**TASK STATEMENT**
Find the lines holding "icon" and copy them.
==*==
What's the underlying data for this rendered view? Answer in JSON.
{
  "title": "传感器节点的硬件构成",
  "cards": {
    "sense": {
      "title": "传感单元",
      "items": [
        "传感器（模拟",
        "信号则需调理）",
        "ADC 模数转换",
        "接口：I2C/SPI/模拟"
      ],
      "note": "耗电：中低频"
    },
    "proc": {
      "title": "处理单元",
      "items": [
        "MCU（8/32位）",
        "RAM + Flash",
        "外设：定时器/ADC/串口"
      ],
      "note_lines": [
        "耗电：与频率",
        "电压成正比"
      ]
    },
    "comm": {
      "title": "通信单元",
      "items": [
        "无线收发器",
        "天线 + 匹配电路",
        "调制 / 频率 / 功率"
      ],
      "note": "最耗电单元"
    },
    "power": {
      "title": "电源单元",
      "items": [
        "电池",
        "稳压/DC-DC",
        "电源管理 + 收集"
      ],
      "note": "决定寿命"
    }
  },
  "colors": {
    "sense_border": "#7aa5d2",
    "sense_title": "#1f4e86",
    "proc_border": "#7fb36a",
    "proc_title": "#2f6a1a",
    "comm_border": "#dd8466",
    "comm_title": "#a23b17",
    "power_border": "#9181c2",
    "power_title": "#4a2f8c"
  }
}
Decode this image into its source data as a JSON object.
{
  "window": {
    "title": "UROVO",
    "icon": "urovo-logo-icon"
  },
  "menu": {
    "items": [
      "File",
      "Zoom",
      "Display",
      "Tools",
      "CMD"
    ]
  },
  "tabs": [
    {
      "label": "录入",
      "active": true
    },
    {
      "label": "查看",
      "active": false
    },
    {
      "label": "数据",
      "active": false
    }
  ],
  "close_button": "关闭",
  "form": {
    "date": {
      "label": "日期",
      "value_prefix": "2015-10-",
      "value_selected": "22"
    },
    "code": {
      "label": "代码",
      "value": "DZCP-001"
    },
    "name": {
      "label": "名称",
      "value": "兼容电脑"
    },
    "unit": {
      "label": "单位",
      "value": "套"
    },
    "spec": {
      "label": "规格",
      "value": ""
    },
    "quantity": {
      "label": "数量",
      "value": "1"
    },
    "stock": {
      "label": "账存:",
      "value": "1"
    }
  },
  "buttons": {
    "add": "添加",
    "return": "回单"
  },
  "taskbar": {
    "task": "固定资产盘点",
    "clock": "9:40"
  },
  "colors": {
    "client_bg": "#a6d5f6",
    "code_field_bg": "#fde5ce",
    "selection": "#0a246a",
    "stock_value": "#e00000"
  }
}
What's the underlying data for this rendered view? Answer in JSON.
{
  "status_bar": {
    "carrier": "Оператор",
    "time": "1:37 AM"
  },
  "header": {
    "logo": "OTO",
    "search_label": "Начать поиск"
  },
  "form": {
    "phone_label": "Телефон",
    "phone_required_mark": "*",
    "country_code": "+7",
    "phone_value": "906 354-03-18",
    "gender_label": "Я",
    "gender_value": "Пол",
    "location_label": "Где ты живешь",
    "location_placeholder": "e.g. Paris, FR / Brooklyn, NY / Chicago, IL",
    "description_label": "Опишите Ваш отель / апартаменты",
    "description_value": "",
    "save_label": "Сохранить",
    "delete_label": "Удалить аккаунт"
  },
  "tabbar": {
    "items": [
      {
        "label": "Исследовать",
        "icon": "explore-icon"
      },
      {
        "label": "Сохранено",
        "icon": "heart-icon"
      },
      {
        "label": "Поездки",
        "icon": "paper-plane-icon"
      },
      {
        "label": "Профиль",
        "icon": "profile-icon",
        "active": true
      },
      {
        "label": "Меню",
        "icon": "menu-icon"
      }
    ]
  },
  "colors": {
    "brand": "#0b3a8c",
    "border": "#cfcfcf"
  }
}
==*==
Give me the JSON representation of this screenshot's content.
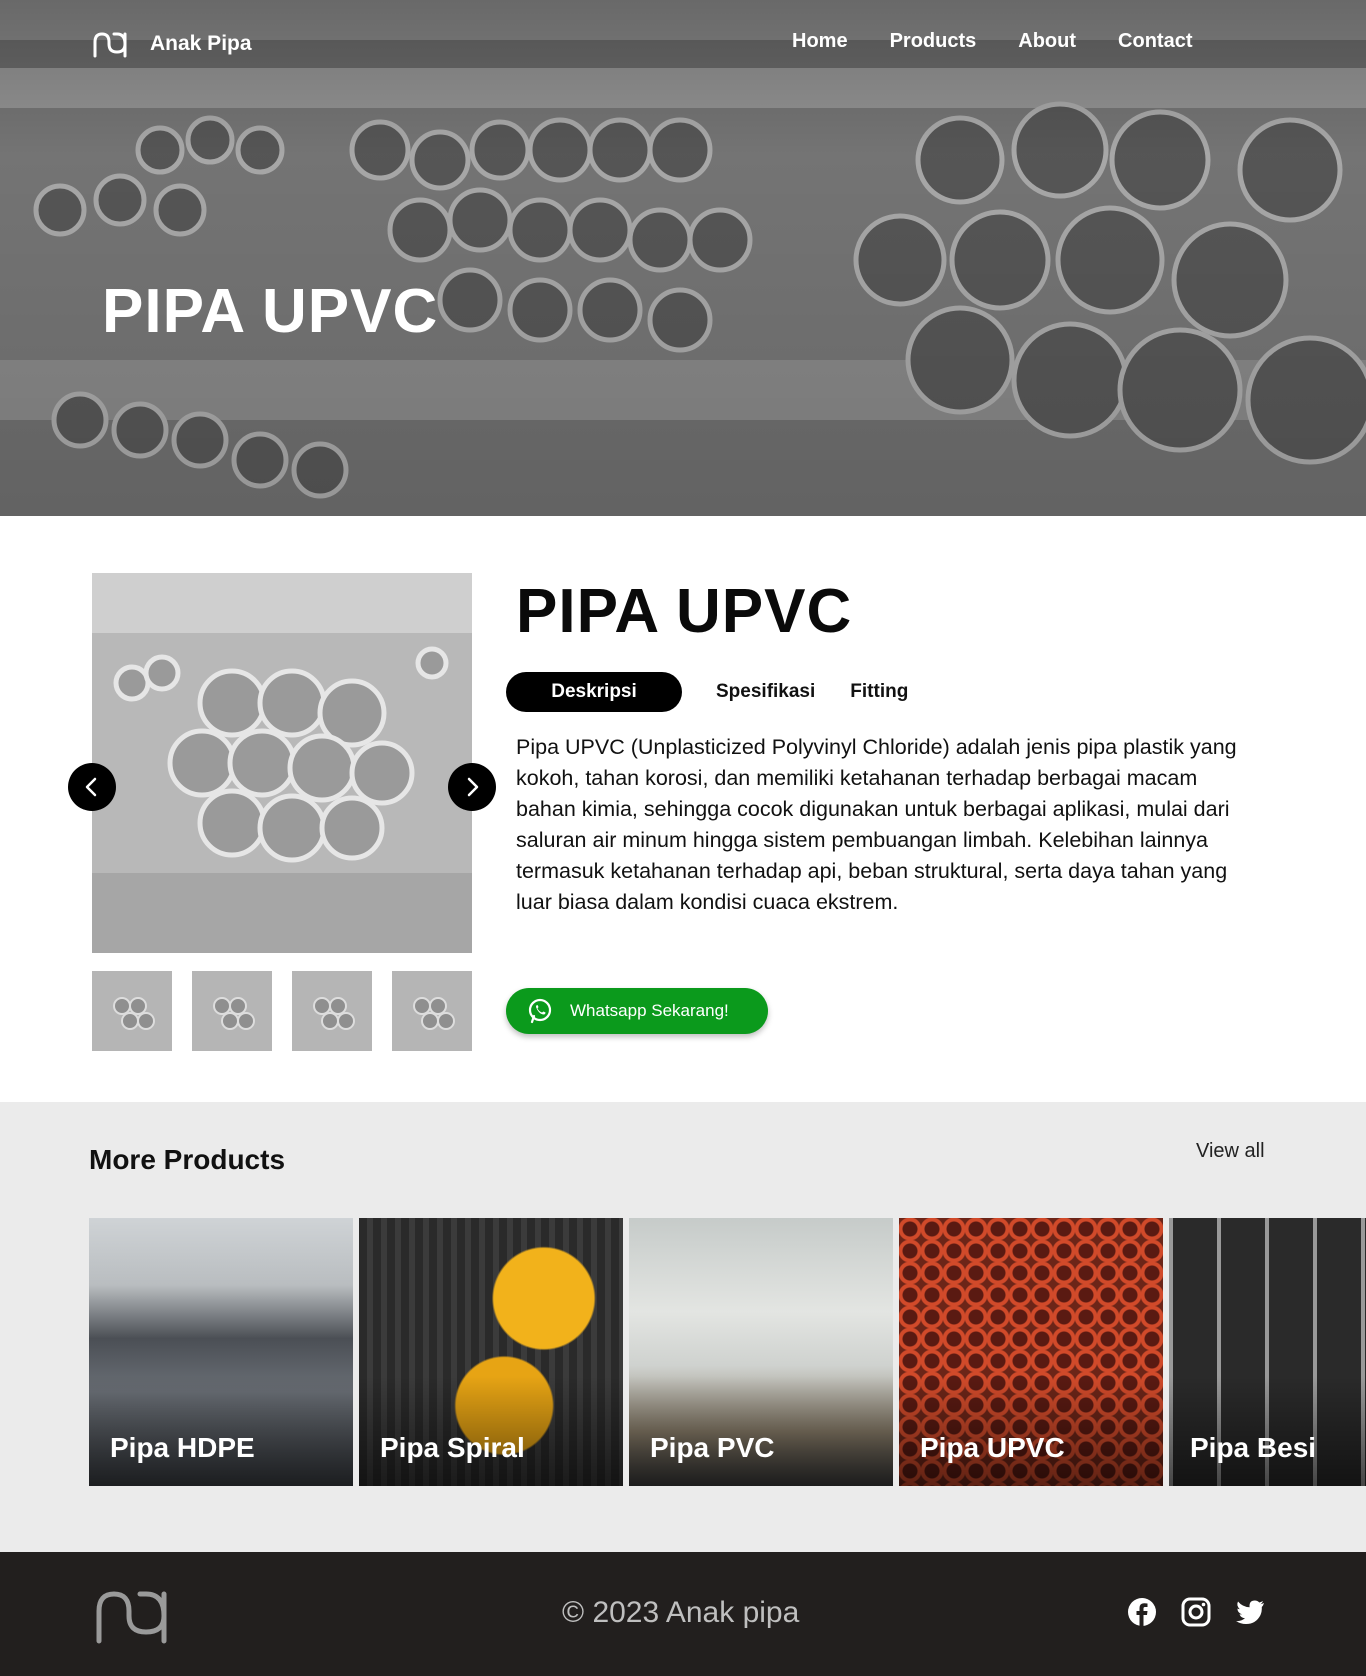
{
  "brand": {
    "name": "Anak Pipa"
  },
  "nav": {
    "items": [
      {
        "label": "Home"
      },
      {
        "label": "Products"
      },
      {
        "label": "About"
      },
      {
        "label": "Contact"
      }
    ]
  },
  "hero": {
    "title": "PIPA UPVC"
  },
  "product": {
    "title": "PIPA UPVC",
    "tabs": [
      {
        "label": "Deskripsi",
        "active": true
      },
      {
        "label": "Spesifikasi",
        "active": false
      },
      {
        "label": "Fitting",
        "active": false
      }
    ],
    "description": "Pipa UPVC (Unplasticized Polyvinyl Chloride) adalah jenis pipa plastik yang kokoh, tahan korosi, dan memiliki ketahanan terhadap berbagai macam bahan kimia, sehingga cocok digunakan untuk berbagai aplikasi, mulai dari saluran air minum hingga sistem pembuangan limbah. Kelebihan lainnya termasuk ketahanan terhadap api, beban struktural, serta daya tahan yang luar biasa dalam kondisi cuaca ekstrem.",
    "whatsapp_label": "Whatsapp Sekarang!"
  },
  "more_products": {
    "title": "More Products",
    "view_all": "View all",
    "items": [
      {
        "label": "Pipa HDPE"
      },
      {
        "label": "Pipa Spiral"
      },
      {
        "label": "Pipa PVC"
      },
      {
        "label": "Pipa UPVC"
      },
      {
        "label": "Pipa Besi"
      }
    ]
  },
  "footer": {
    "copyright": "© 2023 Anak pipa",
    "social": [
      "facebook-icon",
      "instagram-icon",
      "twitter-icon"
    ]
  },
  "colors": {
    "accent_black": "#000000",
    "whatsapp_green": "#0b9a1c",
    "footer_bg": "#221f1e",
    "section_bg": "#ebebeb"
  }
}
==*==
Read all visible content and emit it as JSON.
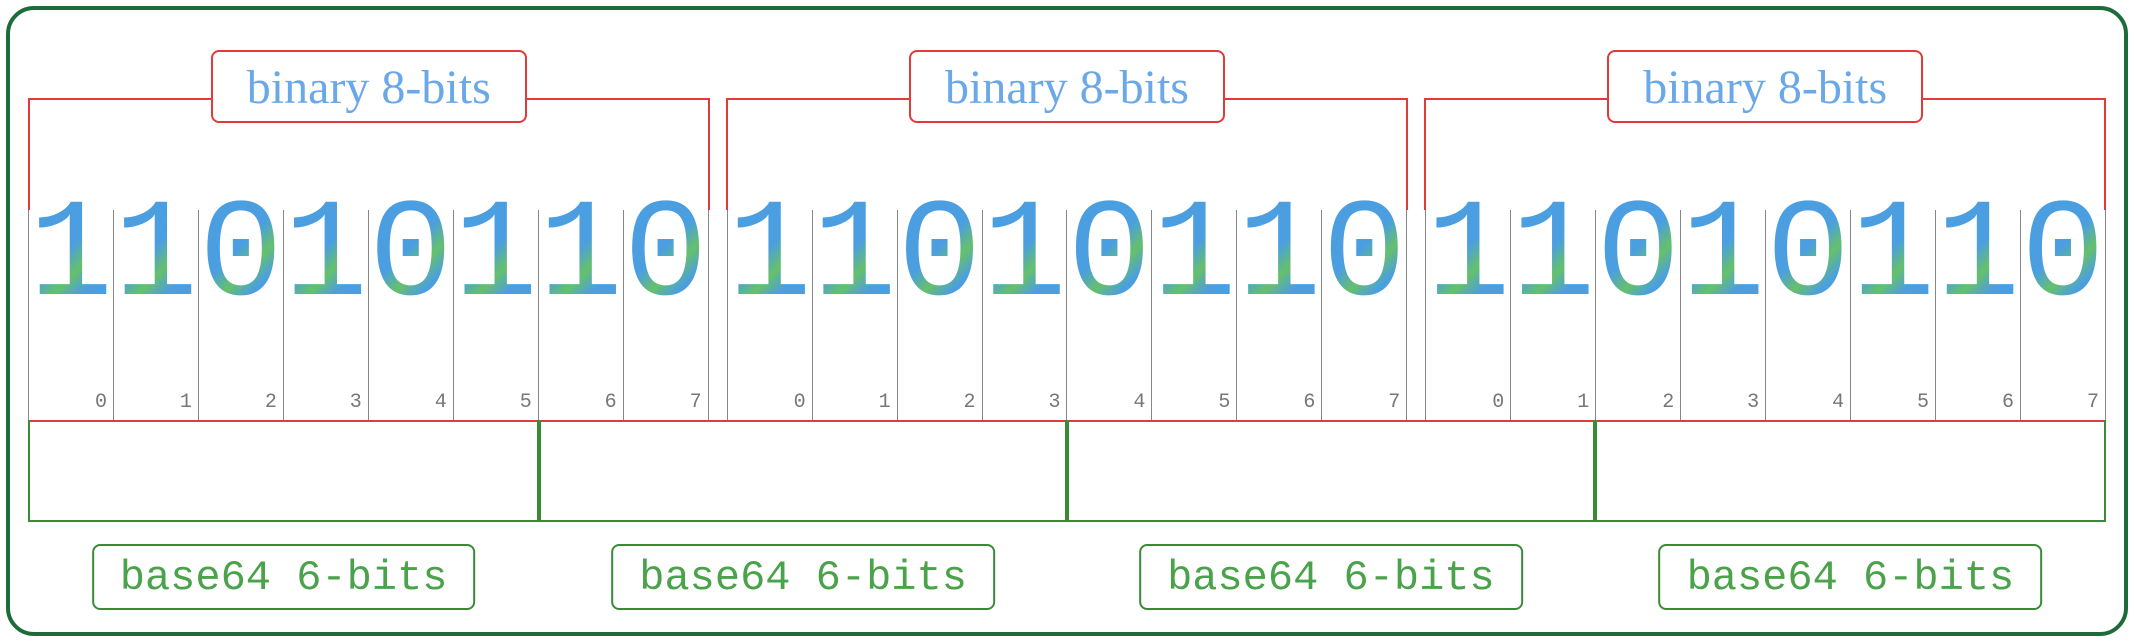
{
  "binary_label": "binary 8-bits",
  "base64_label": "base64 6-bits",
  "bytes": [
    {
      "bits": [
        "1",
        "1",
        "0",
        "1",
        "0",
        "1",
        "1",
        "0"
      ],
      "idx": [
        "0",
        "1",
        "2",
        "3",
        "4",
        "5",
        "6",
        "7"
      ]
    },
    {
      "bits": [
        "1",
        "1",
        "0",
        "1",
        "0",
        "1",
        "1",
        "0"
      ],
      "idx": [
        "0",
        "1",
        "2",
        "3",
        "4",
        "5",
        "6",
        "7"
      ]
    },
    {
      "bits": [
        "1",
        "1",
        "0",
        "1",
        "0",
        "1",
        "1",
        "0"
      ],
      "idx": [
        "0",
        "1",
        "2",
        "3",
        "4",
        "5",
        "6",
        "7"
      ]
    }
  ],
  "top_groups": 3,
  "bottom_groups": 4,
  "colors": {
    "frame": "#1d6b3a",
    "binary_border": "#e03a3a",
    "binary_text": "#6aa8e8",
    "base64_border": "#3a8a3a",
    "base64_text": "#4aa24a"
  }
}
==*==
**REPLY TO THE EXERCISE**
    "icon": "urovo-logo-icon"
        "icon": "explore-icon"
        "icon": "heart-icon"
        "icon": "paper-plane-icon"
        "icon": "profile-icon",
        "icon": "menu-icon"
      "facebook-icon",
      "instagram-icon",
      "twitter-icon"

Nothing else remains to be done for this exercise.